━━━━━ Dataset records
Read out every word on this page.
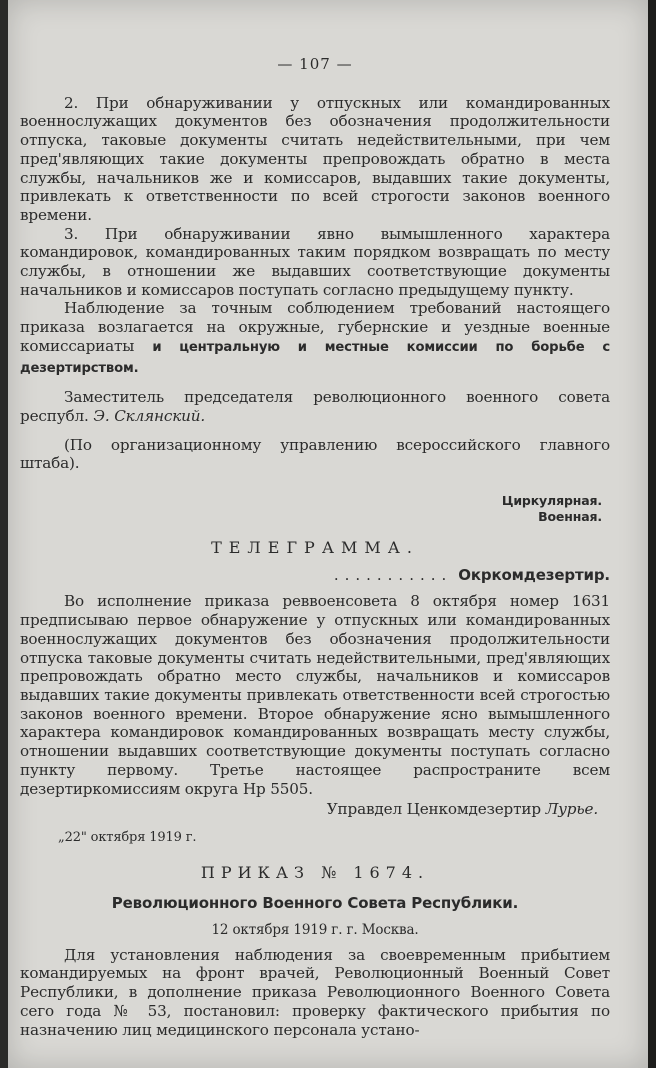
— 107 —

2. При обнаруживании у отпускных или командированных военнослужащих документов без обозначения продолжительности отпуска, таковые документы считать недействительными, при чем пред'являющих такие документы препровождать обратно в места службы, начальников же и комиссаров, выдавших такие документы, привлекать к ответственности по всей строгости законов военного времени.

3. При обнаруживании явно вымышленного характера командировок, командированных таким порядком возвращать по месту службы, в отношении же выдавших соответствующие документы начальников и комиссаров поступать согласно предыдущему пункту.

Наблюдение за точным соблюдением требований настоящего приказа возлагается на окружные, губернские и уездные военные комиссариаты и центральную и местные комиссии по борьбе с дезертирством.

Заместитель председателя революционного военного совета республ. Э. Склянский.

(По организационному управлению всероссийского главного штаба).

Циркулярная.
Военная.
ТЕЛЕГРАММА.
........... Окркомдезертир.

Во исполнение приказа реввоенсовета 8 октября номер 1631 предписываю первое обнаружение у отпускных или командированных военнослужащих документов без обозначения продолжительности отпуска таковые документы считать недействительными, пред'являющих препровождать обратно место службы, начальников и комиссаров выдавших такие документы привлекать ответственности всей строгостью законов военного времени. Второе обнаружение ясно вымышленного характера командировок командированных возвращать месту службы, отношении выдавших соответствующие документы поступать согласно пункту первому. Третье настоящее распространите всем дезертиркомиссиям округа Нр 5505.

Управдел Ценкомдезертир Лурье.
„22" октября 1919 г.
ПРИКАЗ № 1674.
Революционного Военного Совета Республики.
12 октября 1919 г. г. Москва.

Для установления наблюдения за своевременным прибытием командируемых на фронт врачей, Революционный Военный Совет Республики, в дополнение приказа Революционного Военного Совета сего года № 53, постановил: проверку фактического прибытия по назначению лиц медицинского персонала устано-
━━━━━━━━━━
Write out the records above exactly as they stand, leaving out every picture.

Read out every word on this page.
— 107 —

2. При обнаруживании у отпускных или командированных военнослужащих документов без обозначения продолжительности отпуска, таковые документы считать недействительными, при чем пред'являющих такие документы препровождать обратно в места службы, начальников же и комиссаров, выдавших такие документы, привлекать к ответственности по всей строгости законов военного времени.

3. При обнаруживании явно вымышленного характера командировок, командированных таким порядком возвращать по месту службы, в отношении же выдавших соответствующие документы начальников и комиссаров поступать согласно предыдущему пункту.

Наблюдение за точным соблюдением требований настоящего приказа возлагается на окружные, губернские и уездные военные комиссариаты и центральную и местные комиссии по борьбе с дезертирством.

Заместитель председателя революционного военного совета республ. Э. Склянский.

(По организационному управлению всероссийского главного штаба).

Циркулярная.
Военная.
ТЕЛЕГРАММА.
........... Окркомдезертир.

Во исполнение приказа реввоенсовета 8 октября номер 1631 предписываю первое обнаружение у отпускных или командированных военнослужащих документов без обозначения продолжительности отпуска таковые документы считать недействительными, пред'являющих препровождать обратно место службы, начальников и комиссаров выдавших такие документы привлекать ответственности всей строгостью законов военного времени. Второе обнаружение ясно вымышленного характера командировок командированных возвращать месту службы, отношении выдавших соответствующие документы поступать согласно пункту первому. Третье настоящее распространите всем дезертиркомиссиям округа Нр 5505.

Управдел Ценкомдезертир Лурье.
„22" октября 1919 г.
ПРИКАЗ № 1674.
Революционного Военного Совета Республики.
12 октября 1919 г. г. Москва.

Для установления наблюдения за своевременным прибытием командируемых на фронт врачей, Революционный Военный Совет Республики, в дополнение приказа Революционного Военного Совета сего года № 53, постановил: проверку фактического прибытия по назначению лиц медицинского персонала устано-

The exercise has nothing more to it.